=== Work to complete ===
Beginning at the line containing "What's the underlying" and continuing to the end of the records below, give each line again exactly as it stands, and only those lines.

============

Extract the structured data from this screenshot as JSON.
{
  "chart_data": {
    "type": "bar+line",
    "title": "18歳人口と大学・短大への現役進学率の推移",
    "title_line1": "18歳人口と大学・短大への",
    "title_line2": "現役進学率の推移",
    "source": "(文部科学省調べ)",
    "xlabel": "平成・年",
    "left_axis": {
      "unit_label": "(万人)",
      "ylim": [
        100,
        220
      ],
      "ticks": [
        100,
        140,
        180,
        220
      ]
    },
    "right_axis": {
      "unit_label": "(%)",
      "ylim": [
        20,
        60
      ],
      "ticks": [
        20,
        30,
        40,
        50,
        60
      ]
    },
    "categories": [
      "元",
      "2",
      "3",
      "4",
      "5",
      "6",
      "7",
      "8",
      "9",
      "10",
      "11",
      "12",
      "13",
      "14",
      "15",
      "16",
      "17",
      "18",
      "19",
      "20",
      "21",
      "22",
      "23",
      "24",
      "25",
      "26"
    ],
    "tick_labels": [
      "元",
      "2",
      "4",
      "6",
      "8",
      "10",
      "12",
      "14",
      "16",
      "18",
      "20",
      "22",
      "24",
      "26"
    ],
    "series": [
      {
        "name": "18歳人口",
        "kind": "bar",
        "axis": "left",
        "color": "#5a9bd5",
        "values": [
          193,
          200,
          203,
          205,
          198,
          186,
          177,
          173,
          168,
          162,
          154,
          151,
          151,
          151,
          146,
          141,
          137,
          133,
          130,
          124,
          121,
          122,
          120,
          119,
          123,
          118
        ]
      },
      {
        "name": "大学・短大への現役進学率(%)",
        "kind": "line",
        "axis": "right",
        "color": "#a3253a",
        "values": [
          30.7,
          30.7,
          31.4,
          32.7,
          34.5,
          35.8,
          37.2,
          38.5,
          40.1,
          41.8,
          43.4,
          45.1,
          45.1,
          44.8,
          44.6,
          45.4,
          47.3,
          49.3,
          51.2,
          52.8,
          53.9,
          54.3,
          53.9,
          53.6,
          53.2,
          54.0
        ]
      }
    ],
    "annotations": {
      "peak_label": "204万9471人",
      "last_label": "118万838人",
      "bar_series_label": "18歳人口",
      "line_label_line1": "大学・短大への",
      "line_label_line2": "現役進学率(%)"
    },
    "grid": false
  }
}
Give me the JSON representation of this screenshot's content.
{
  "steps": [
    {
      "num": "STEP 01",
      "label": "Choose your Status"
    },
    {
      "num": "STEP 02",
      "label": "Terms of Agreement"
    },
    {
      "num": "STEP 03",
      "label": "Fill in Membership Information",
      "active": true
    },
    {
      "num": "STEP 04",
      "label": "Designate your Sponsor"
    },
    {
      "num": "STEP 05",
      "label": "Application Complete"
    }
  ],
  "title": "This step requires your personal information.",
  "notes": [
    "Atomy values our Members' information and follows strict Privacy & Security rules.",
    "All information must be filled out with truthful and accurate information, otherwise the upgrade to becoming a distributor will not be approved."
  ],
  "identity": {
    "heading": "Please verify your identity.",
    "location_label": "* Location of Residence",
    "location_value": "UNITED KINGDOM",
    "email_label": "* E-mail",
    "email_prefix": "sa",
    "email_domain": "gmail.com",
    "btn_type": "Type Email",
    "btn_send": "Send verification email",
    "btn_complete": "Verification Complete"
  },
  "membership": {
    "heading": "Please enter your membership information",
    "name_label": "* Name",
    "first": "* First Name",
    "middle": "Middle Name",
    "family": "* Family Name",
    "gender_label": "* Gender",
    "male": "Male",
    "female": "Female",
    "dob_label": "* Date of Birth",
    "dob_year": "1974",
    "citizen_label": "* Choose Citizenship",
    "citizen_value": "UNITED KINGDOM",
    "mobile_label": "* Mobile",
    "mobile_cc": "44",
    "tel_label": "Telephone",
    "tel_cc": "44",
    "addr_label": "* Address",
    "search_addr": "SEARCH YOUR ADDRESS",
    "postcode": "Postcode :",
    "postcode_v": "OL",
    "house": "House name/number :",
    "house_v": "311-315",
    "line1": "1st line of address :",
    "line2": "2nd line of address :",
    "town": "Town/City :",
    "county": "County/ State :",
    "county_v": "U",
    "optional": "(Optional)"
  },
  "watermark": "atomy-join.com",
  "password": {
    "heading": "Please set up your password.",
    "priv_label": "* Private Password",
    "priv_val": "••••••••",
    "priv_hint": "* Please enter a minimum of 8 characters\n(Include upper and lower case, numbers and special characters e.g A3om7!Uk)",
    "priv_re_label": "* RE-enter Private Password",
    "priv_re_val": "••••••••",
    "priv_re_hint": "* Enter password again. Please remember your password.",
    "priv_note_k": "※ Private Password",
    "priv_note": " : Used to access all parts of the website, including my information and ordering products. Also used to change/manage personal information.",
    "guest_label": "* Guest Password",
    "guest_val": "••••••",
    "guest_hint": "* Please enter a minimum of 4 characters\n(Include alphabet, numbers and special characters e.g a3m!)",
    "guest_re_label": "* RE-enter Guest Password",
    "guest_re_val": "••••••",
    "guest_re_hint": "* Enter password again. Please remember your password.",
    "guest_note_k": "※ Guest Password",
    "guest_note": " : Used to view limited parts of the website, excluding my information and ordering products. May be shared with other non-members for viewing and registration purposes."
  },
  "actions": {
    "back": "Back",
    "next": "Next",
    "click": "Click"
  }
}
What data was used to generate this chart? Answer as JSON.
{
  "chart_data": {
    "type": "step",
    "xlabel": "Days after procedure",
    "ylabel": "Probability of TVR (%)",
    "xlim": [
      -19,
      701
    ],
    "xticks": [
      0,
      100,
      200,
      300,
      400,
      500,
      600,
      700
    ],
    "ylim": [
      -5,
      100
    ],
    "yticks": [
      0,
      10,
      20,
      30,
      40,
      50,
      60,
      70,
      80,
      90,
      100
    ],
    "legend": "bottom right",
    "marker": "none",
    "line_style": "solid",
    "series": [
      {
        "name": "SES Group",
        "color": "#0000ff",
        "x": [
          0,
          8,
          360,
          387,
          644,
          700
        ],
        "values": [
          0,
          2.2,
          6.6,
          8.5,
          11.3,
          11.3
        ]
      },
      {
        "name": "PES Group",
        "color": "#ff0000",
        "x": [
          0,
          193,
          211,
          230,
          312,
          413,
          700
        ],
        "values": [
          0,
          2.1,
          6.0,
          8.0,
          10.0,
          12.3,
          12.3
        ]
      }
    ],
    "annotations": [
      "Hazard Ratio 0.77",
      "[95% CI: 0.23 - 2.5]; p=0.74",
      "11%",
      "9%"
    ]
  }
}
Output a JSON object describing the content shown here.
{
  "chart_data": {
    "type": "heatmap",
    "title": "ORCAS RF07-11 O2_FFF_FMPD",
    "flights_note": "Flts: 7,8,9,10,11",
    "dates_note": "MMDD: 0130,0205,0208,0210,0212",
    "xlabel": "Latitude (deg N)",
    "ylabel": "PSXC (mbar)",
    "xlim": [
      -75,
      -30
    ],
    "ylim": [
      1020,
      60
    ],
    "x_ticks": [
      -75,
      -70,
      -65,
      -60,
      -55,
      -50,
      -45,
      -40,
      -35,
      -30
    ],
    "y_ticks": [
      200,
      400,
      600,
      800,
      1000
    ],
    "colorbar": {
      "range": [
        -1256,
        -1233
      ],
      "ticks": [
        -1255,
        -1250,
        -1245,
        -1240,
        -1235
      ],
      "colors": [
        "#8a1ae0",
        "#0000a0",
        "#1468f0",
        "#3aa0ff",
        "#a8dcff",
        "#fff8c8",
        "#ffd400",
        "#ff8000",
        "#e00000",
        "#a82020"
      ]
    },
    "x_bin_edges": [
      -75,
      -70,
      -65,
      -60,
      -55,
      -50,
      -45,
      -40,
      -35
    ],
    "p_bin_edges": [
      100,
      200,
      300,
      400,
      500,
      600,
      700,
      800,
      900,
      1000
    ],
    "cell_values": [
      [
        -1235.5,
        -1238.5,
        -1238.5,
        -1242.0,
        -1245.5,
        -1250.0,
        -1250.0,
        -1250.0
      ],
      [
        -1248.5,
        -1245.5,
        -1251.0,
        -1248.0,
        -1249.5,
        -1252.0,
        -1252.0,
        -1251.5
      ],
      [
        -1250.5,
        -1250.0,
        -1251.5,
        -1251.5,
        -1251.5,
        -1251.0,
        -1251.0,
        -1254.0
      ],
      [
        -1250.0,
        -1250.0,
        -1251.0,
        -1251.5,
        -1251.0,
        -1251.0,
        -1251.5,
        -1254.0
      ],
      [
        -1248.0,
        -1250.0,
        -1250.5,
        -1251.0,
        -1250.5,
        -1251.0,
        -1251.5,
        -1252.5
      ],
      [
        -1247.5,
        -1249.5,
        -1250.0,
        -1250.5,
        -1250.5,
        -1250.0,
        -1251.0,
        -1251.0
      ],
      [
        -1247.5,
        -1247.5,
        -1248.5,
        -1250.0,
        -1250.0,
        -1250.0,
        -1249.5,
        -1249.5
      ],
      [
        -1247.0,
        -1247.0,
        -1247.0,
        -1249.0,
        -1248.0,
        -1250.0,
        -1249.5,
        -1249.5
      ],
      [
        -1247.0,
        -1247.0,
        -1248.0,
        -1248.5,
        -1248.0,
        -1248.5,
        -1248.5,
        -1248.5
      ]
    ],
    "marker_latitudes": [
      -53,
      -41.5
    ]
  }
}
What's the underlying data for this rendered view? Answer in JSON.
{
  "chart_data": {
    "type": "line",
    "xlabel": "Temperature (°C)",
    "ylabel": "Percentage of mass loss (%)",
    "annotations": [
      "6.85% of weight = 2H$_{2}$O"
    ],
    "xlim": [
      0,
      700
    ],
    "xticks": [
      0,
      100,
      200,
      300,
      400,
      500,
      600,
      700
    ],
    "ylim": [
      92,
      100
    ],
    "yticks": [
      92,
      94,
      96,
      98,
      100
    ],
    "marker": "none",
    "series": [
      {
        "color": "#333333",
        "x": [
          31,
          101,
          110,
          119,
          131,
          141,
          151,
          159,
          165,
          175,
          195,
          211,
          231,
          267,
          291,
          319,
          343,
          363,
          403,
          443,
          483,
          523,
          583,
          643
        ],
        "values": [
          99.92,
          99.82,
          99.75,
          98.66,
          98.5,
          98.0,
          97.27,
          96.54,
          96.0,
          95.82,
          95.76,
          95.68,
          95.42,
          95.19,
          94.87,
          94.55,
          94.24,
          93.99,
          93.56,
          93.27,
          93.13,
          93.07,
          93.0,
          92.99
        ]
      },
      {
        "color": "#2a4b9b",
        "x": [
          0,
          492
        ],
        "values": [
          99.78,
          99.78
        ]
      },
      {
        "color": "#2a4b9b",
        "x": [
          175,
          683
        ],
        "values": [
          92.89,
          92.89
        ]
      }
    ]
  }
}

============

=== Answer to the exercise ===
What's the underlying data for this rendered view? Answer in JSON.
{
  "chart_data": {
    "type": "line",
    "xlabel": "Temperature (°C)",
    "ylabel": "Percentage of mass loss (%)",
    "annotations": [
      "6.85% of weight = 2H$_{2}$O"
    ],
    "xlim": [
      0,
      700
    ],
    "xticks": [
      0,
      100,
      200,
      300,
      400,
      500,
      600,
      700
    ],
    "ylim": [
      92,
      100
    ],
    "yticks": [
      92,
      94,
      96,
      98,
      100
    ],
    "marker": "none",
    "series": [
      {
        "color": "#333333",
        "x": [
          31,
          101,
          110,
          119,
          131,
          141,
          151,
          159,
          165,
          175,
          195,
          211,
          231,
          267,
          291,
          319,
          343,
          363,
          403,
          443,
          483,
          523,
          583,
          643
        ],
        "values": [
          99.92,
          99.82,
          99.75,
          98.66,
          98.5,
          98.0,
          97.27,
          96.54,
          96.0,
          95.82,
          95.76,
          95.68,
          95.42,
          95.19,
          94.87,
          94.55,
          94.24,
          93.99,
          93.56,
          93.27,
          93.13,
          93.07,
          93.0,
          92.99
        ]
      },
      {
        "color": "#2a4b9b",
        "x": [
          0,
          492
        ],
        "values": [
          99.78,
          99.78
        ]
      },
      {
        "color": "#2a4b9b",
        "x": [
          175,
          683
        ],
        "values": [
          92.89,
          92.89
        ]
      }
    ]
  }
}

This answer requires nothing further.